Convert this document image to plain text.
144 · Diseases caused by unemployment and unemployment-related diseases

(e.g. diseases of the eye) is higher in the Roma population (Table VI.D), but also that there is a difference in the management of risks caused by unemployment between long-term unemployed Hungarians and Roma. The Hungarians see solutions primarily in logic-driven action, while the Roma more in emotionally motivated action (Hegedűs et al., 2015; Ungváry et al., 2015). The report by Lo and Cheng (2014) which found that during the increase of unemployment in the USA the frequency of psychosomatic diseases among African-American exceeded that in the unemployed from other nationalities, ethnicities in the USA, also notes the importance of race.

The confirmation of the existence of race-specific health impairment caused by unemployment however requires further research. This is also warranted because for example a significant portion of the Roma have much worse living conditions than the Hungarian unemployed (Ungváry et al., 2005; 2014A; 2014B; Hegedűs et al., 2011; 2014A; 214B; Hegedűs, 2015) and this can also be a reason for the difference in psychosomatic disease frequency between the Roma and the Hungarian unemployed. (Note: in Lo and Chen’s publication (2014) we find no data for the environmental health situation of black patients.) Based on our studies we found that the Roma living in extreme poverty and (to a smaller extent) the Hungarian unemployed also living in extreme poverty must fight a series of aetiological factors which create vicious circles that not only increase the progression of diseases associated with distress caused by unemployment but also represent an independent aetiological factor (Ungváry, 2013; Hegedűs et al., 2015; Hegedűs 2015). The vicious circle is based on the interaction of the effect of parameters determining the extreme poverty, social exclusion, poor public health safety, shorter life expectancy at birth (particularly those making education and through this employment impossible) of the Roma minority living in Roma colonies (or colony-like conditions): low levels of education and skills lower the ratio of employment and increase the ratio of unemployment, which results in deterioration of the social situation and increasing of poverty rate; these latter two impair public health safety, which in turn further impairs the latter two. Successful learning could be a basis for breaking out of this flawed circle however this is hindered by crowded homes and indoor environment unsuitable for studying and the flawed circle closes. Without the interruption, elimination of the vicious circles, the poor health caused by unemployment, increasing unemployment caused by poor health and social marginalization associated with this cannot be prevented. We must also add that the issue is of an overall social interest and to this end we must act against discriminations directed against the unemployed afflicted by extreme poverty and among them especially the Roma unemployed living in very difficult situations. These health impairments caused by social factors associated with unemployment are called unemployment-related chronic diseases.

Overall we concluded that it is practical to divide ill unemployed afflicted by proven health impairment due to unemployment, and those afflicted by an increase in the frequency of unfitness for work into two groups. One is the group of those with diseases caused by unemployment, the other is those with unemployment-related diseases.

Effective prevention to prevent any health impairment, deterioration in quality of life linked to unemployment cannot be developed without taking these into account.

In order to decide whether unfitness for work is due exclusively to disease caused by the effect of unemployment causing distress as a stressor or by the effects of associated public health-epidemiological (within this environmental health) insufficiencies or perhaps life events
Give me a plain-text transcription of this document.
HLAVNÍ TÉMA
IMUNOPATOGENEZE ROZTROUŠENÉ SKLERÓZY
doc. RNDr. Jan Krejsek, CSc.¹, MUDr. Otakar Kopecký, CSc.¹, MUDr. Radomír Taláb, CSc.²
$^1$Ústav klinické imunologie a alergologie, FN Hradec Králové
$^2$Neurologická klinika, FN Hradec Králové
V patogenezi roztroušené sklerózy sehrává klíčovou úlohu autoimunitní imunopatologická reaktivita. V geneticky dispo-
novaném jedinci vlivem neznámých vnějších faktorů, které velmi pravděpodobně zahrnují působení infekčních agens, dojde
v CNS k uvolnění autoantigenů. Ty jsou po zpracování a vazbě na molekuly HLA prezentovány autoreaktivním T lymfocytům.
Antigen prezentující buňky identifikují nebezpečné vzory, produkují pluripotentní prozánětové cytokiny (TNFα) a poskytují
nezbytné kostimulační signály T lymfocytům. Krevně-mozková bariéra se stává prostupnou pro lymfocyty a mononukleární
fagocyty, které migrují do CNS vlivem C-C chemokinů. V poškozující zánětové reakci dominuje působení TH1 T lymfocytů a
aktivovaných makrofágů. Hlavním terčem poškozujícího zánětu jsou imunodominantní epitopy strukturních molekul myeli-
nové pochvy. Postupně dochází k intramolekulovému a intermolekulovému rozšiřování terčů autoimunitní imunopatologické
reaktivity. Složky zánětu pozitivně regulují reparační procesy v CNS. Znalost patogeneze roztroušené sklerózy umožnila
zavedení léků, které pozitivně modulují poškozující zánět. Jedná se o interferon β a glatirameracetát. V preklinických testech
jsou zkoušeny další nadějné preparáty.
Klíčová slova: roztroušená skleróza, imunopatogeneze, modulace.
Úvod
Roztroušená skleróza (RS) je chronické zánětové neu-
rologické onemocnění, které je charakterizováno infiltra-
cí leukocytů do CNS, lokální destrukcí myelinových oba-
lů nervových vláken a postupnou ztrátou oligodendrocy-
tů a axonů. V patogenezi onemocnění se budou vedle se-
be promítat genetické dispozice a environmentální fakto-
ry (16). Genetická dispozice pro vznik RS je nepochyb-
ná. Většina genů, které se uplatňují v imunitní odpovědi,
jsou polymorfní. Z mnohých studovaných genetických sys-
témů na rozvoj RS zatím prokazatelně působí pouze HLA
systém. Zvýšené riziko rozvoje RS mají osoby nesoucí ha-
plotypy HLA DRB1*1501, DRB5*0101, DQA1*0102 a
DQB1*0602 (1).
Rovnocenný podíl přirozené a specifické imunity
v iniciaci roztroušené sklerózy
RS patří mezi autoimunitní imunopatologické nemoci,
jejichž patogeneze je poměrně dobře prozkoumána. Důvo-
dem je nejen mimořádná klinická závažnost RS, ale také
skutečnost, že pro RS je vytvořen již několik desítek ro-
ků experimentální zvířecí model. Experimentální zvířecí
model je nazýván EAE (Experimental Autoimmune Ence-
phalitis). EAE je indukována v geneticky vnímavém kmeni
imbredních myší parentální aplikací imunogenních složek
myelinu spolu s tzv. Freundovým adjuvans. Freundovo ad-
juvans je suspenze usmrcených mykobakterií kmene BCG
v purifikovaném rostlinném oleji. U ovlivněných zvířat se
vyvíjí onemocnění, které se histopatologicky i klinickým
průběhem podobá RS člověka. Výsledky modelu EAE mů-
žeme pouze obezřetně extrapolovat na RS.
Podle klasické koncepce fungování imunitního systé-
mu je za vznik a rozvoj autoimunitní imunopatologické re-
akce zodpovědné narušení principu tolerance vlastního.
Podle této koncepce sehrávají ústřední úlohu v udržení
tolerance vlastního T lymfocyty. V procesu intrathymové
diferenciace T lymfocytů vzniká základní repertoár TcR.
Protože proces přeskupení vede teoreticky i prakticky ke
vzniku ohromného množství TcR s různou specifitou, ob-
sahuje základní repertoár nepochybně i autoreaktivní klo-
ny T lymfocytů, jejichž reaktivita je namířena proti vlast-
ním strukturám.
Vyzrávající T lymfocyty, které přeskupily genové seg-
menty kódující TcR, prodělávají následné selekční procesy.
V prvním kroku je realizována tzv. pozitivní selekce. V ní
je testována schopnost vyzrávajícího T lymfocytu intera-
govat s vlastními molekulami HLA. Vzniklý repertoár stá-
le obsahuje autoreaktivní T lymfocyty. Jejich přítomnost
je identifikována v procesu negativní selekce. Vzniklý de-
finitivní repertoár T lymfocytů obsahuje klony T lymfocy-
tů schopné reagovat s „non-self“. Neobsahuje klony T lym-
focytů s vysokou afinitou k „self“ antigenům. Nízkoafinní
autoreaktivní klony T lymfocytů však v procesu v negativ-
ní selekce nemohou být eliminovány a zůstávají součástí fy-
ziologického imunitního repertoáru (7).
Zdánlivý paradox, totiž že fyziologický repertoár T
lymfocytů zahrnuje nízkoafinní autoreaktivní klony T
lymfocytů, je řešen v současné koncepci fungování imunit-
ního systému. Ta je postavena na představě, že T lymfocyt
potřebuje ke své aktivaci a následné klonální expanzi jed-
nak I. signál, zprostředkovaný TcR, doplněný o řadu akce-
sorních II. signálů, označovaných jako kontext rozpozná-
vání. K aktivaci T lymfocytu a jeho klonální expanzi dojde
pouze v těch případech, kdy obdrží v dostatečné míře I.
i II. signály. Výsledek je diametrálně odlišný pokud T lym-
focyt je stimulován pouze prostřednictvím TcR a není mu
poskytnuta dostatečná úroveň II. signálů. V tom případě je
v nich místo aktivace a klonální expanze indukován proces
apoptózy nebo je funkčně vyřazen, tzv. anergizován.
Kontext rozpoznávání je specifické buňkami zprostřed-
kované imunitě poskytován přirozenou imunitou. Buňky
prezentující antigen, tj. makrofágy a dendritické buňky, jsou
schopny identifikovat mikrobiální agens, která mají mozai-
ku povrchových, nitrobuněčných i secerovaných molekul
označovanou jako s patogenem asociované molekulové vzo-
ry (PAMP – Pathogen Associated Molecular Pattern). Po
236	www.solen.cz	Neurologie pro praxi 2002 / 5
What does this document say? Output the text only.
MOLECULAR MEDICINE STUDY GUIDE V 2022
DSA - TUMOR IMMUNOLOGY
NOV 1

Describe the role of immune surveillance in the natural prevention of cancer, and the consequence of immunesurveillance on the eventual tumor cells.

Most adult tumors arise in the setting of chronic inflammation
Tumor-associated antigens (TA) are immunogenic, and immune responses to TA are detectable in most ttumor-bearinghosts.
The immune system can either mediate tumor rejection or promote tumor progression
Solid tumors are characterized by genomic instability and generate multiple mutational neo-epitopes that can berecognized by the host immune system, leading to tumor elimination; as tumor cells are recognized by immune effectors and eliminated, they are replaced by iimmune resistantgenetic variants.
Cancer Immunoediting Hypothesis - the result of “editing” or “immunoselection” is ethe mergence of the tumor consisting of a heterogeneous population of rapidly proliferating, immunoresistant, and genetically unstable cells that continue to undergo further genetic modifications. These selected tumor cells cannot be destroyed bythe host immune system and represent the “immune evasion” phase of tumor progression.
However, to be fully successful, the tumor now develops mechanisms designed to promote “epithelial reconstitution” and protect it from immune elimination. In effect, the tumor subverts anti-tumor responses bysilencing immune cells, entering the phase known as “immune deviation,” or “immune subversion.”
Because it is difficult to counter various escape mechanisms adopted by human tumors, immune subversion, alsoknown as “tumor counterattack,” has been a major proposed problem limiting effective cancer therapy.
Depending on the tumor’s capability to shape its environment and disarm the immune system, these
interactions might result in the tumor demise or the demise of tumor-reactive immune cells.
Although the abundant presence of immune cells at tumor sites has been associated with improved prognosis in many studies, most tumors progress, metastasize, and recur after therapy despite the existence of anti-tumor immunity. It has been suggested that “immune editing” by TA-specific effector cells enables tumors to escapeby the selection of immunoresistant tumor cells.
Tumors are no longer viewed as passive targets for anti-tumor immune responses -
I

────────────────────────────────────────

_ACTIVITY_
Go through the records and report each line that contains "jejichž".

_RESULT FOR THIS TASK_
jejichž patogeneze je poměrně dobře prozkoumána. Důvo-
ny T lymfocytů, jejichž reaktivita je namířena proti vlast-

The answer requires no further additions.